## Recorded data
★ ★ ★ ★

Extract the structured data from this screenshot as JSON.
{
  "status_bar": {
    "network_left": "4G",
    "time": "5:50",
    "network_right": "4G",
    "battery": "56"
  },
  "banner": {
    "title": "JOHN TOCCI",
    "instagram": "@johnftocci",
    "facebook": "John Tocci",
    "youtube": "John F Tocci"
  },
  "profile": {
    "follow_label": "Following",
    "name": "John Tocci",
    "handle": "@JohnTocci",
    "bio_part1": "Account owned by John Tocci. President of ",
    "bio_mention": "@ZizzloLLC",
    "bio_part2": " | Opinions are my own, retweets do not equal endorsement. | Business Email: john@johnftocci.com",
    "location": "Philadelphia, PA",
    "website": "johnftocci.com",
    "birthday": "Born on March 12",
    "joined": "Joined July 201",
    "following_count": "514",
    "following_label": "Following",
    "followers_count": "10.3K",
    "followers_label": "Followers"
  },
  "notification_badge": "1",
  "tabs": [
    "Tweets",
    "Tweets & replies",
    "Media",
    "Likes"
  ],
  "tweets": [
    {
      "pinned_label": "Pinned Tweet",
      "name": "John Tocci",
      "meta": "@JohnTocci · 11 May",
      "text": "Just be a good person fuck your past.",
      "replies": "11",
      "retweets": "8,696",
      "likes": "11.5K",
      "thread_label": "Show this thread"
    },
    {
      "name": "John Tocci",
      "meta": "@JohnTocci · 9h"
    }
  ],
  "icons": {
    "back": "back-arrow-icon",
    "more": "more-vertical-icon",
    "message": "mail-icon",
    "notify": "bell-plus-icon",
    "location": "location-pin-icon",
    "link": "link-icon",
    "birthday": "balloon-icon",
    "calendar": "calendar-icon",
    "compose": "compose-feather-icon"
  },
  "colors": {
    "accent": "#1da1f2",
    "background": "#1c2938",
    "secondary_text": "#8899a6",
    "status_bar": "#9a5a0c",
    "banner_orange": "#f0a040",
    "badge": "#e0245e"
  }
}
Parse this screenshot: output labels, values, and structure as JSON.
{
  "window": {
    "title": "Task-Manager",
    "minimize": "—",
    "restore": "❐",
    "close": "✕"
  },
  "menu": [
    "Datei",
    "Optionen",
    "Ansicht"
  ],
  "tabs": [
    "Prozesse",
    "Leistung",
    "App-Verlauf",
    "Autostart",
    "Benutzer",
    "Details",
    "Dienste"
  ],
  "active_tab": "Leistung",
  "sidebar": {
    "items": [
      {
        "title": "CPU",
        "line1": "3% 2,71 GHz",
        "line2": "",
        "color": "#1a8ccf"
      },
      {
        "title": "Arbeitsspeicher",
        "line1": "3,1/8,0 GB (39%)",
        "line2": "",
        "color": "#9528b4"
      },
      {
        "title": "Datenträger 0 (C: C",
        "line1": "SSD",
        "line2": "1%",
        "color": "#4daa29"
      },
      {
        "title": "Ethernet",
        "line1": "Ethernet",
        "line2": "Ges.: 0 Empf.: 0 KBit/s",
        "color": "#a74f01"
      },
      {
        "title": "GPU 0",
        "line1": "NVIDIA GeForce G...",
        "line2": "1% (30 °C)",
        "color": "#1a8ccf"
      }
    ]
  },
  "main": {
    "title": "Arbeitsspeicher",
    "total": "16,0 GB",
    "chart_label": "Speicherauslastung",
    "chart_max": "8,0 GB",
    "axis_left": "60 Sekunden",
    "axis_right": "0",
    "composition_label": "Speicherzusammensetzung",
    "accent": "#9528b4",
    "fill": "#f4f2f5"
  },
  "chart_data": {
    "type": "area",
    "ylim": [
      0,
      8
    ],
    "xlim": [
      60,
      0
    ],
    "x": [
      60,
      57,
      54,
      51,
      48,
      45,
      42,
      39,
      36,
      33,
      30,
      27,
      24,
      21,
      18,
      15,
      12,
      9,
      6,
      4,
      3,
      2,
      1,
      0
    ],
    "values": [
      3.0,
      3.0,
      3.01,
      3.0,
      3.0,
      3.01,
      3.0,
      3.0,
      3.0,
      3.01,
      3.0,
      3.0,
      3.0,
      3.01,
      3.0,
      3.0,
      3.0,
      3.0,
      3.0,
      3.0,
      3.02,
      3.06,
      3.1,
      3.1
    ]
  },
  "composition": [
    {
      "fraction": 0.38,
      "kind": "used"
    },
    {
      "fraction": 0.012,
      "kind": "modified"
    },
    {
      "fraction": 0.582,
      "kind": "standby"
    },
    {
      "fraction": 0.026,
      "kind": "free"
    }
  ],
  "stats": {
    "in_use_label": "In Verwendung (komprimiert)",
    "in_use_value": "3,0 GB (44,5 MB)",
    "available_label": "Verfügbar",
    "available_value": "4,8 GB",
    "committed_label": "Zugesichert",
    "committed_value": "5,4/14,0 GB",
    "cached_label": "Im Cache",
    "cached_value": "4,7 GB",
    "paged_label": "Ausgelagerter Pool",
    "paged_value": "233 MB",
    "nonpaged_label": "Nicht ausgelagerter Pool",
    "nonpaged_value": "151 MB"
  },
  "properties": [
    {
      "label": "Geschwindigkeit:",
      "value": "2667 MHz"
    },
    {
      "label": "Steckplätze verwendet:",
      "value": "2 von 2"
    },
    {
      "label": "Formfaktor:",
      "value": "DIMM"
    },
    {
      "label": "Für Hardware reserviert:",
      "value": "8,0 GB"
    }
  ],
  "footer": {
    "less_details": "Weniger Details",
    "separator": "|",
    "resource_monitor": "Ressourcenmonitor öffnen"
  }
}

★ ★ ★ ★

Please output every record, keeping each line exact.

## Solved problem
Extract the structured data from this screenshot as JSON.
{
  "status_bar": {
    "network_left": "4G",
    "time": "5:50",
    "network_right": "4G",
    "battery": "56"
  },
  "banner": {
    "title": "JOHN TOCCI",
    "instagram": "@johnftocci",
    "facebook": "John Tocci",
    "youtube": "John F Tocci"
  },
  "profile": {
    "follow_label": "Following",
    "name": "John Tocci",
    "handle": "@JohnTocci",
    "bio_part1": "Account owned by John Tocci. President of ",
    "bio_mention": "@ZizzloLLC",
    "bio_part2": " | Opinions are my own, retweets do not equal endorsement. | Business Email: john@johnftocci.com",
    "location": "Philadelphia, PA",
    "website": "johnftocci.com",
    "birthday": "Born on March 12",
    "joined": "Joined July 201",
    "following_count": "514",
    "following_label": "Following",
    "followers_count": "10.3K",
    "followers_label": "Followers"
  },
  "notification_badge": "1",
  "tabs": [
    "Tweets",
    "Tweets & replies",
    "Media",
    "Likes"
  ],
  "tweets": [
    {
      "pinned_label": "Pinned Tweet",
      "name": "John Tocci",
      "meta": "@JohnTocci · 11 May",
      "text": "Just be a good person fuck your past.",
      "replies": "11",
      "retweets": "8,696",
      "likes": "11.5K",
      "thread_label": "Show this thread"
    },
    {
      "name": "John Tocci",
      "meta": "@JohnTocci · 9h"
    }
  ],
  "icons": {
    "back": "back-arrow-icon",
    "more": "more-vertical-icon",
    "message": "mail-icon",
    "notify": "bell-plus-icon",
    "location": "location-pin-icon",
    "link": "link-icon",
    "birthday": "balloon-icon",
    "calendar": "calendar-icon",
    "compose": "compose-feather-icon"
  },
  "colors": {
    "accent": "#1da1f2",
    "background": "#1c2938",
    "secondary_text": "#8899a6",
    "status_bar": "#9a5a0c",
    "banner_orange": "#f0a040",
    "badge": "#e0245e"
  }
}
Parse this screenshot: output labels, values, and structure as JSON.
{
  "window": {
    "title": "Task-Manager",
    "minimize": "—",
    "restore": "❐",
    "close": "✕"
  },
  "menu": [
    "Datei",
    "Optionen",
    "Ansicht"
  ],
  "tabs": [
    "Prozesse",
    "Leistung",
    "App-Verlauf",
    "Autostart",
    "Benutzer",
    "Details",
    "Dienste"
  ],
  "active_tab": "Leistung",
  "sidebar": {
    "items": [
      {
        "title": "CPU",
        "line1": "3% 2,71 GHz",
        "line2": "",
        "color": "#1a8ccf"
      },
      {
        "title": "Arbeitsspeicher",
        "line1": "3,1/8,0 GB (39%)",
        "line2": "",
        "color": "#9528b4"
      },
      {
        "title": "Datenträger 0 (C: C",
        "line1": "SSD",
        "line2": "1%",
        "color": "#4daa29"
      },
      {
        "title": "Ethernet",
        "line1": "Ethernet",
        "line2": "Ges.: 0 Empf.: 0 KBit/s",
        "color": "#a74f01"
      },
      {
        "title": "GPU 0",
        "line1": "NVIDIA GeForce G...",
        "line2": "1% (30 °C)",
        "color": "#1a8ccf"
      }
    ]
  },
  "main": {
    "title": "Arbeitsspeicher",
    "total": "16,0 GB",
    "chart_label": "Speicherauslastung",
    "chart_max": "8,0 GB",
    "axis_left": "60 Sekunden",
    "axis_right": "0",
    "composition_label": "Speicherzusammensetzung",
    "accent": "#9528b4",
    "fill": "#f4f2f5"
  },
  "chart_data": {
    "type": "area",
    "ylim": [
      0,
      8
    ],
    "xlim": [
      60,
      0
    ],
    "x": [
      60,
      57,
      54,
      51,
      48,
      45,
      42,
      39,
      36,
      33,
      30,
      27,
      24,
      21,
      18,
      15,
      12,
      9,
      6,
      4,
      3,
      2,
      1,
      0
    ],
    "values": [
      3.0,
      3.0,
      3.01,
      3.0,
      3.0,
      3.01,
      3.0,
      3.0,
      3.0,
      3.01,
      3.0,
      3.0,
      3.0,
      3.01,
      3.0,
      3.0,
      3.0,
      3.0,
      3.0,
      3.0,
      3.02,
      3.06,
      3.1,
      3.1
    ]
  },
  "composition": [
    {
      "fraction": 0.38,
      "kind": "used"
    },
    {
      "fraction": 0.012,
      "kind": "modified"
    },
    {
      "fraction": 0.582,
      "kind": "standby"
    },
    {
      "fraction": 0.026,
      "kind": "free"
    }
  ],
  "stats": {
    "in_use_label": "In Verwendung (komprimiert)",
    "in_use_value": "3,0 GB (44,5 MB)",
    "available_label": "Verfügbar",
    "available_value": "4,8 GB",
    "committed_label": "Zugesichert",
    "committed_value": "5,4/14,0 GB",
    "cached_label": "Im Cache",
    "cached_value": "4,7 GB",
    "paged_label": "Ausgelagerter Pool",
    "paged_value": "233 MB",
    "nonpaged_label": "Nicht ausgelagerter Pool",
    "nonpaged_value": "151 MB"
  },
  "properties": [
    {
      "label": "Geschwindigkeit:",
      "value": "2667 MHz"
    },
    {
      "label": "Steckplätze verwendet:",
      "value": "2 von 2"
    },
    {
      "label": "Formfaktor:",
      "value": "DIMM"
    },
    {
      "label": "Für Hardware reserviert:",
      "value": "8,0 GB"
    }
  ],
  "footer": {
    "less_details": "Weniger Details",
    "separator": "|",
    "resource_monitor": "Ressourcenmonitor öffnen"
  }
}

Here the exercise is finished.